Directions for this task:
Select all lines holding the word "text" from the entries that follow.

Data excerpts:
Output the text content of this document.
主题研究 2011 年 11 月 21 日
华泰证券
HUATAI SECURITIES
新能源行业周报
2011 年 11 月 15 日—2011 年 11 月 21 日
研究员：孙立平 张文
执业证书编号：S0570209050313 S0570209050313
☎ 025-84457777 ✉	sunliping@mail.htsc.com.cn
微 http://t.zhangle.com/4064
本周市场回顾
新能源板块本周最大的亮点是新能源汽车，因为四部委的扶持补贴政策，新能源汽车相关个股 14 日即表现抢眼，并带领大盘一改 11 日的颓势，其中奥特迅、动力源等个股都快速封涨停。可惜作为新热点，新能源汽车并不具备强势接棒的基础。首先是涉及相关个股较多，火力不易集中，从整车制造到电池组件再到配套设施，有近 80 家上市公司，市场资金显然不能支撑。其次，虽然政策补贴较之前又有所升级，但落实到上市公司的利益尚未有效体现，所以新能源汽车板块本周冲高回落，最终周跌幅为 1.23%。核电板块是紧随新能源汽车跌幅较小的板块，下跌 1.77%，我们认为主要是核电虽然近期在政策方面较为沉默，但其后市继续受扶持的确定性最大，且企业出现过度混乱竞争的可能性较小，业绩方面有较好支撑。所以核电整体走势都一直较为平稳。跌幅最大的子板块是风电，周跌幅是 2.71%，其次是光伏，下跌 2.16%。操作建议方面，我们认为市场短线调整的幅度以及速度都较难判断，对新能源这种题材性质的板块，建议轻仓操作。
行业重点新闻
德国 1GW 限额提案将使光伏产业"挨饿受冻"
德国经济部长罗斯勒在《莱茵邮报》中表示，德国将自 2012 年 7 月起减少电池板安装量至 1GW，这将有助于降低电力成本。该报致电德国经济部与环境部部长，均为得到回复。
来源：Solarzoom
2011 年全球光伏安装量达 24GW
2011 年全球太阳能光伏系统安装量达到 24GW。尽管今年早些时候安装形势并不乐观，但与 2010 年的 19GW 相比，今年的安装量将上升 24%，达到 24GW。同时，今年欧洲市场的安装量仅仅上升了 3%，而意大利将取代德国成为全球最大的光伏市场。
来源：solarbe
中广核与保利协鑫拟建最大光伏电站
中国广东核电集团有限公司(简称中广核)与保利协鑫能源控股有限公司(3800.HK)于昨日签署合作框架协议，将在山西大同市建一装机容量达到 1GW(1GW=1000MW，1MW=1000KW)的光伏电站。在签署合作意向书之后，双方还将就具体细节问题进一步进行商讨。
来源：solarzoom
==
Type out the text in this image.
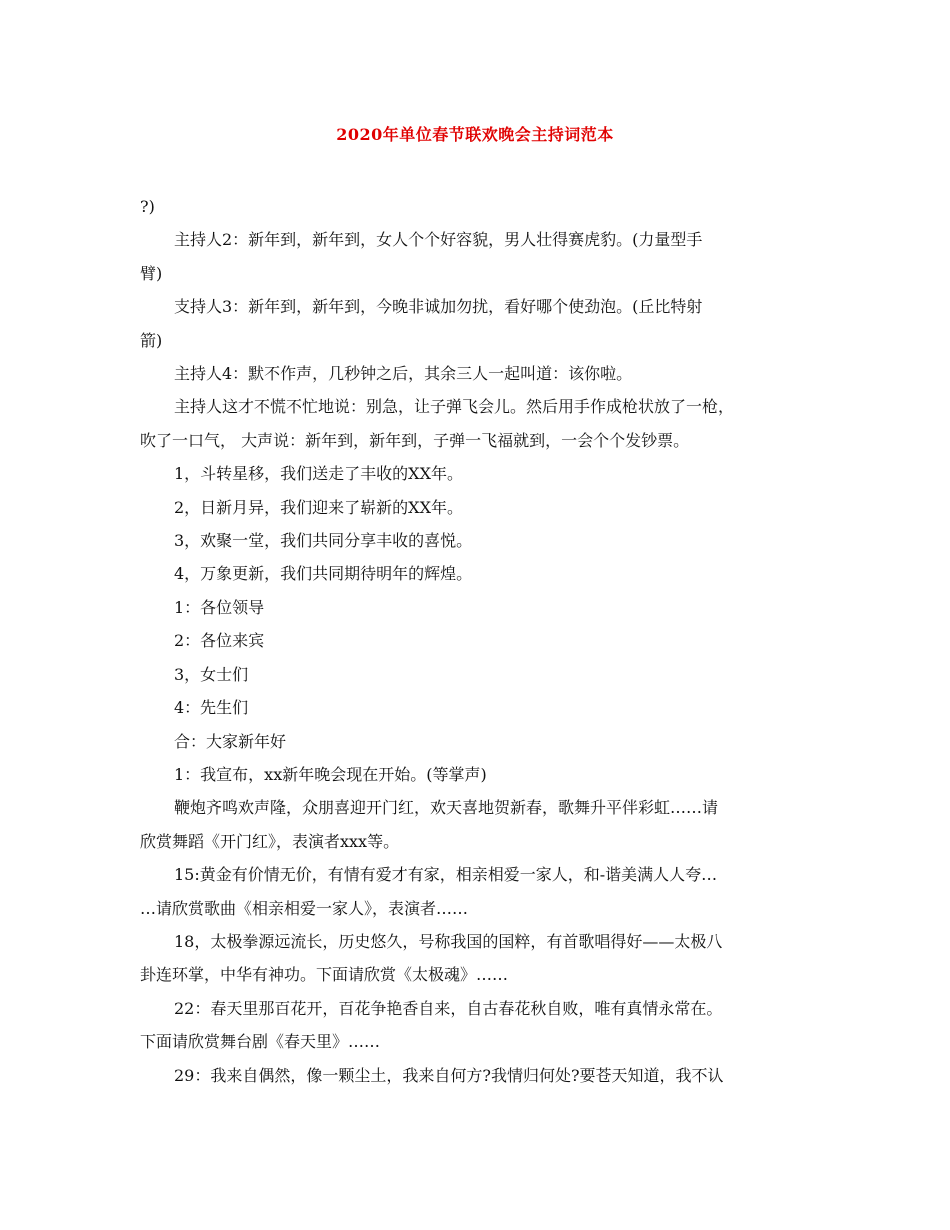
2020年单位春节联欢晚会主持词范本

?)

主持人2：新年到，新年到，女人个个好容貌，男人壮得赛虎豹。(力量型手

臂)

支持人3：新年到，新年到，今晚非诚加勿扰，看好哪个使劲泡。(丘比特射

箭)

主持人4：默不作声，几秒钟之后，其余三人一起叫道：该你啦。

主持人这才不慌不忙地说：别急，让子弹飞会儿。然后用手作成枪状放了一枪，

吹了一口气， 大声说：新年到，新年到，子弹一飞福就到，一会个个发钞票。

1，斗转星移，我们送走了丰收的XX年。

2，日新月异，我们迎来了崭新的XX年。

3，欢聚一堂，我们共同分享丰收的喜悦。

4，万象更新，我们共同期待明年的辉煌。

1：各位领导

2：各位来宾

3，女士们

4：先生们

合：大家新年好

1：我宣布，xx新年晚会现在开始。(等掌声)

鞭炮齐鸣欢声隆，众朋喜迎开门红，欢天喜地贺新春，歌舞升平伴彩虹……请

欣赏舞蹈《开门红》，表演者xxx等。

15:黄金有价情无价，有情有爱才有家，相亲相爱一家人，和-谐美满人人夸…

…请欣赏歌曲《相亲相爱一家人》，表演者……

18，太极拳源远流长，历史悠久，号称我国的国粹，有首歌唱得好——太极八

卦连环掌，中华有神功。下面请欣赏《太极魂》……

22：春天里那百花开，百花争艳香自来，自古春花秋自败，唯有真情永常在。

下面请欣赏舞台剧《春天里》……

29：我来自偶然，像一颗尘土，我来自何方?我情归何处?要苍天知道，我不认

Answer in full:
Output the text content of this document.
Type out the text in this image.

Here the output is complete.